Your answer should be a single number: the count of lines containing "JSON".

━━━ The data ━━━

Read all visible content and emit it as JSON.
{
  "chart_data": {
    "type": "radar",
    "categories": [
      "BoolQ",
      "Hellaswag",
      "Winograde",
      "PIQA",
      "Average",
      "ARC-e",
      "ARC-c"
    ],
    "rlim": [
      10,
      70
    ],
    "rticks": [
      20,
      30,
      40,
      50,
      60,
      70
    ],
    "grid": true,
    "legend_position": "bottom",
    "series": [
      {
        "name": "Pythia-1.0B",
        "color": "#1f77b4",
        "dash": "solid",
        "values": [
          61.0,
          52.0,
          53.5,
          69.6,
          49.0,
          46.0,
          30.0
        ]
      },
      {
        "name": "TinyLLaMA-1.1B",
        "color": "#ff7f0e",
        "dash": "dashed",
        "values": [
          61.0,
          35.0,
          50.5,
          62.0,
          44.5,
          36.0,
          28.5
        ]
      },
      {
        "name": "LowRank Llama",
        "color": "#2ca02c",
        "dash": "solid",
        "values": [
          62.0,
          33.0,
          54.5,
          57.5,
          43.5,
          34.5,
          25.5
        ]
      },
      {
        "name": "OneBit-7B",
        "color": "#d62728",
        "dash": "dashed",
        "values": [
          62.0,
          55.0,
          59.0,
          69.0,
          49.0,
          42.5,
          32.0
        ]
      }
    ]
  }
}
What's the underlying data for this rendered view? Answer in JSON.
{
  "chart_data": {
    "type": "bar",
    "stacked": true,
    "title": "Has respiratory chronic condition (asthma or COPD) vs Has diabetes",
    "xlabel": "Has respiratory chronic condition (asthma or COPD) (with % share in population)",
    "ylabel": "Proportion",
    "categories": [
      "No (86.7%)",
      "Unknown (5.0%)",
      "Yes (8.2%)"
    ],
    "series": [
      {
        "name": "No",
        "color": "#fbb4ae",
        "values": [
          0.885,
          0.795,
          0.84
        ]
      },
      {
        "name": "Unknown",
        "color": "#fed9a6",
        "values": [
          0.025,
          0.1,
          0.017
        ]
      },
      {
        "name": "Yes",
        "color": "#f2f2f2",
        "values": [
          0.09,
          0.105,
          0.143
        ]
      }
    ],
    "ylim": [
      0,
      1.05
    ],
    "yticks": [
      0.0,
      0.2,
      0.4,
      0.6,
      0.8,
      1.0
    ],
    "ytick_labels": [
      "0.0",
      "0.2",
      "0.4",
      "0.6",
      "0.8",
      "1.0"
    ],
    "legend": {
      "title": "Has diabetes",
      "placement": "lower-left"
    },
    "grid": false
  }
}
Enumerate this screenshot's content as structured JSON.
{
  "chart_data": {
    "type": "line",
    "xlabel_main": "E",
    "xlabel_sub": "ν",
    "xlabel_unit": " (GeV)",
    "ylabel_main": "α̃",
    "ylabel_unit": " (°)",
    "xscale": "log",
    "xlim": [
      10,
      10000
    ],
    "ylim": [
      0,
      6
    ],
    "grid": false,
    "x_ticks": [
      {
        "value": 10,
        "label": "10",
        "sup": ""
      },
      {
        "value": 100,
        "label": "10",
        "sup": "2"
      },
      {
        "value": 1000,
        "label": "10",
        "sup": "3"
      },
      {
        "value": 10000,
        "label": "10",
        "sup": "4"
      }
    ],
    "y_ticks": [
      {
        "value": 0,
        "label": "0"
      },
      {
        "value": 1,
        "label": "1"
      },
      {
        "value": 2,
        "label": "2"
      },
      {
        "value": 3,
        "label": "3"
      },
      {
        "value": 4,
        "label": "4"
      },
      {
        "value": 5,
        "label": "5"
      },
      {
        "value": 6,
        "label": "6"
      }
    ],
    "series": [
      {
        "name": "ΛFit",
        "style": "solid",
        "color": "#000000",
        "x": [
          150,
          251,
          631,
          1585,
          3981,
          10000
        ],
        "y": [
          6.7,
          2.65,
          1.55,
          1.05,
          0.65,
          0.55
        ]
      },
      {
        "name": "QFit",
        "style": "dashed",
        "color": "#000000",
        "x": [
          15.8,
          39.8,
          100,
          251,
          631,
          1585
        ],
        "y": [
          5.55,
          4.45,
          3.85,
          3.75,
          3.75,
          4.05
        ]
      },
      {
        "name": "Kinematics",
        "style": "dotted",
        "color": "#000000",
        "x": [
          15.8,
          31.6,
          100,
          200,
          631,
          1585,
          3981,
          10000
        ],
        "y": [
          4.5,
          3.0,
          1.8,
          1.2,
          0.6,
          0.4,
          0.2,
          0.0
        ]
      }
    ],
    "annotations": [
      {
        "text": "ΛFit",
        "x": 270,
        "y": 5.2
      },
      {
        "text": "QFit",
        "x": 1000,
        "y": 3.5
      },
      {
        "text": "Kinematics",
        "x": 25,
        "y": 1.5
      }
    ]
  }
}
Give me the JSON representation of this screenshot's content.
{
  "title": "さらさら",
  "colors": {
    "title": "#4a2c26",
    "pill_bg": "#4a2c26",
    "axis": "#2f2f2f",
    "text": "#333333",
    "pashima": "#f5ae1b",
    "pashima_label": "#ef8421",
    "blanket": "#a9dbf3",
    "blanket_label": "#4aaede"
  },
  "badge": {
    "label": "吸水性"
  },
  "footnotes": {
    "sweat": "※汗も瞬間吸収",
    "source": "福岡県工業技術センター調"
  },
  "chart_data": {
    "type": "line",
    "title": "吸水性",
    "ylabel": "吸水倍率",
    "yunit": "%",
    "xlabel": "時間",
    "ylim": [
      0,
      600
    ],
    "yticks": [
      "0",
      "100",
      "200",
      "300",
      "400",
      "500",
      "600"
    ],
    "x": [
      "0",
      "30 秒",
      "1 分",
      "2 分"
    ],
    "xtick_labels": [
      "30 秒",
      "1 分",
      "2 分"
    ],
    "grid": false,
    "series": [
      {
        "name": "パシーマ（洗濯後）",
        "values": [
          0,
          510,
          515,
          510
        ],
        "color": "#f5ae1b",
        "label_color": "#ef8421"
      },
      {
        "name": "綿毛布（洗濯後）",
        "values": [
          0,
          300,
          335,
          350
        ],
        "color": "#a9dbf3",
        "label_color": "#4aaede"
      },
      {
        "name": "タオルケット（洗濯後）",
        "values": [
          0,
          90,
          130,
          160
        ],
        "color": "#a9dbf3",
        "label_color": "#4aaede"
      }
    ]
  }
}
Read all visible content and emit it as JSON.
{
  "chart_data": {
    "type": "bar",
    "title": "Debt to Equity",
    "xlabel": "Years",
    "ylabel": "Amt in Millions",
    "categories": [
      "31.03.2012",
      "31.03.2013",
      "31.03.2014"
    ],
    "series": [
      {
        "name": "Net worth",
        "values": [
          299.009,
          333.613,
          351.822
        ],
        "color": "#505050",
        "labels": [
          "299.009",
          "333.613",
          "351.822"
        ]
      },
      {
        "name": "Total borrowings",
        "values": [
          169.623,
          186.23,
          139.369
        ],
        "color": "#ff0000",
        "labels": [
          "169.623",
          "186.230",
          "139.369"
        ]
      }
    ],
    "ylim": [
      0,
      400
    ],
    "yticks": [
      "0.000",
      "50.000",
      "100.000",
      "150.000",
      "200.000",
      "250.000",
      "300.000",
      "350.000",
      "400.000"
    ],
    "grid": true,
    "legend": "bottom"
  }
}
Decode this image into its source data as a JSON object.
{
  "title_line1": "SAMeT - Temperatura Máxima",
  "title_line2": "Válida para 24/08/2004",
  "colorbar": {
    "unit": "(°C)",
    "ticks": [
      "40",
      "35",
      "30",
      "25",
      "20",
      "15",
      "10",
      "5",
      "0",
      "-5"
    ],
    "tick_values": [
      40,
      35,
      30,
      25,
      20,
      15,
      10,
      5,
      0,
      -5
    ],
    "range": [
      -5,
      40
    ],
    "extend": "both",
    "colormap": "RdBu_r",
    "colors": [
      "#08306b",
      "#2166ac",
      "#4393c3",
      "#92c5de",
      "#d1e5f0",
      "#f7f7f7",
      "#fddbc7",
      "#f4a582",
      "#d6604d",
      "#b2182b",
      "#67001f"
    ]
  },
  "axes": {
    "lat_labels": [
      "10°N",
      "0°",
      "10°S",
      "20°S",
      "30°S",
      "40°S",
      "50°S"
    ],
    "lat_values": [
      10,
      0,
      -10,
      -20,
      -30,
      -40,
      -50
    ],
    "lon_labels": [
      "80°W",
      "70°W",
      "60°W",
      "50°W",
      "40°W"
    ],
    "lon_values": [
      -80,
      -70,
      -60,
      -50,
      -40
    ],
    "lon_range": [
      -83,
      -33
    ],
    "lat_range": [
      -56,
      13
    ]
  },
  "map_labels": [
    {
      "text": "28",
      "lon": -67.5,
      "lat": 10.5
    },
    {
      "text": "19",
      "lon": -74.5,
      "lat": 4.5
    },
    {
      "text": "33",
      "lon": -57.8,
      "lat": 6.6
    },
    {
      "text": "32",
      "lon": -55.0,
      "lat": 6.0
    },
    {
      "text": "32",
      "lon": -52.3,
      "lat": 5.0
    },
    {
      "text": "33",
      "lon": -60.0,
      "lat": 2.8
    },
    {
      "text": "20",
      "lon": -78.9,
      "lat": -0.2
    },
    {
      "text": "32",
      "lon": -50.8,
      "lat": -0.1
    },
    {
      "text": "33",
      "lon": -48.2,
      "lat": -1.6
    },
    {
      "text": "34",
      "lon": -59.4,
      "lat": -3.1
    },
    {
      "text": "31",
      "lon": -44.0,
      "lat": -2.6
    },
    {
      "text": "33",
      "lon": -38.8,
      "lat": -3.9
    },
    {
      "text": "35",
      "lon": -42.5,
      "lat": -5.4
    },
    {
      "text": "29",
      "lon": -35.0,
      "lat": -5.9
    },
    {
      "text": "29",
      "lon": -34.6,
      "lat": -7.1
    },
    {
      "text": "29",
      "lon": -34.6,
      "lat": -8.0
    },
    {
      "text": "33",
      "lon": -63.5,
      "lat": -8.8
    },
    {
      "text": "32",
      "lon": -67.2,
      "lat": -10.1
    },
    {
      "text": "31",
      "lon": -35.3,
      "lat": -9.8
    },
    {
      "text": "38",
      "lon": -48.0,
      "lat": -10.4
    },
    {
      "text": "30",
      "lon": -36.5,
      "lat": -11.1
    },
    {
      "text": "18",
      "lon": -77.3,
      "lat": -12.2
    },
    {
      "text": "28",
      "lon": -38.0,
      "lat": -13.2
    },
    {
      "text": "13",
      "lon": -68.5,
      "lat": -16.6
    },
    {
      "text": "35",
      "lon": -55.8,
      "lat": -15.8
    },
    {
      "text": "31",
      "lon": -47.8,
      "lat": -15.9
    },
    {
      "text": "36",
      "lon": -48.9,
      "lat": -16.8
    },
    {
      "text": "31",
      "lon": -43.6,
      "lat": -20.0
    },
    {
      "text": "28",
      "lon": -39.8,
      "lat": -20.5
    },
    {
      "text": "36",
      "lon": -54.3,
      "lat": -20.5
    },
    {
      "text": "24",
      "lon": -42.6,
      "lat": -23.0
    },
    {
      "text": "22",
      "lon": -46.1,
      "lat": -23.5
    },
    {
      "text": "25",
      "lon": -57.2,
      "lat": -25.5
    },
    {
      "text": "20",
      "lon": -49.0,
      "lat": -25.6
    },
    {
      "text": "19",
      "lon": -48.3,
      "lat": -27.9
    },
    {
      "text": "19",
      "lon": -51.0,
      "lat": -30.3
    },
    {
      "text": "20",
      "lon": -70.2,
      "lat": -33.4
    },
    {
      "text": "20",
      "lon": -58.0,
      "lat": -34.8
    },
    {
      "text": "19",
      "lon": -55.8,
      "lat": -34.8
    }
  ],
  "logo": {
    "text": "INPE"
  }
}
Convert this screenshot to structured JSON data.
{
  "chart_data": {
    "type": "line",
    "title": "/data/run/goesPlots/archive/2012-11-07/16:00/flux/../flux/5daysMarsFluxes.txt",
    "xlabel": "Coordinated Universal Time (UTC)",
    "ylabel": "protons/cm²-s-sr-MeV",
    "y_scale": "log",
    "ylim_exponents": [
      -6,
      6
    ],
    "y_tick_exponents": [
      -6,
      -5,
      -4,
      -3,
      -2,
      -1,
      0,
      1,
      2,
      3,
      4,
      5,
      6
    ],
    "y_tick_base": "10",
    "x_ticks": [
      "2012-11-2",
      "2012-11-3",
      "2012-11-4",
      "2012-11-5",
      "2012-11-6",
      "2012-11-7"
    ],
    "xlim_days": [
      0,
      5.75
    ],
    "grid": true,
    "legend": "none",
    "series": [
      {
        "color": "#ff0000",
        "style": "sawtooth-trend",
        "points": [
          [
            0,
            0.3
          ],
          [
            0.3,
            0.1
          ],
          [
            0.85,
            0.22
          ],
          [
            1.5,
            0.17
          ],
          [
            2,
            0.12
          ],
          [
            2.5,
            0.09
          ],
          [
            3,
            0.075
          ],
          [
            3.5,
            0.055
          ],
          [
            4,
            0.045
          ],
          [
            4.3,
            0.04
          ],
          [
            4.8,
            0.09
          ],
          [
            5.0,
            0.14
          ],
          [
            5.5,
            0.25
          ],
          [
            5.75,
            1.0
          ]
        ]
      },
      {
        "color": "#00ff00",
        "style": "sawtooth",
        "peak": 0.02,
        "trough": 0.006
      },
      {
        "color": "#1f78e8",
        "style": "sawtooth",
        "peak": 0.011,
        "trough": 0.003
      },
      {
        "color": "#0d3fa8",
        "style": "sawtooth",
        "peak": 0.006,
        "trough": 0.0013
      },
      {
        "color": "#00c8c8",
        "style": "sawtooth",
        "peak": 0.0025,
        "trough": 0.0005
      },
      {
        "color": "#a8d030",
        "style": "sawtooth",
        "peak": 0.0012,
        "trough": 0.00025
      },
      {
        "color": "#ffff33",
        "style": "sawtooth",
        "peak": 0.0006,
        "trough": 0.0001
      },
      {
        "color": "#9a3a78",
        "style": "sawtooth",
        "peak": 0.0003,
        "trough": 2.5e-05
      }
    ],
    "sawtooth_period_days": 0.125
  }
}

━━━

**Full answer**
7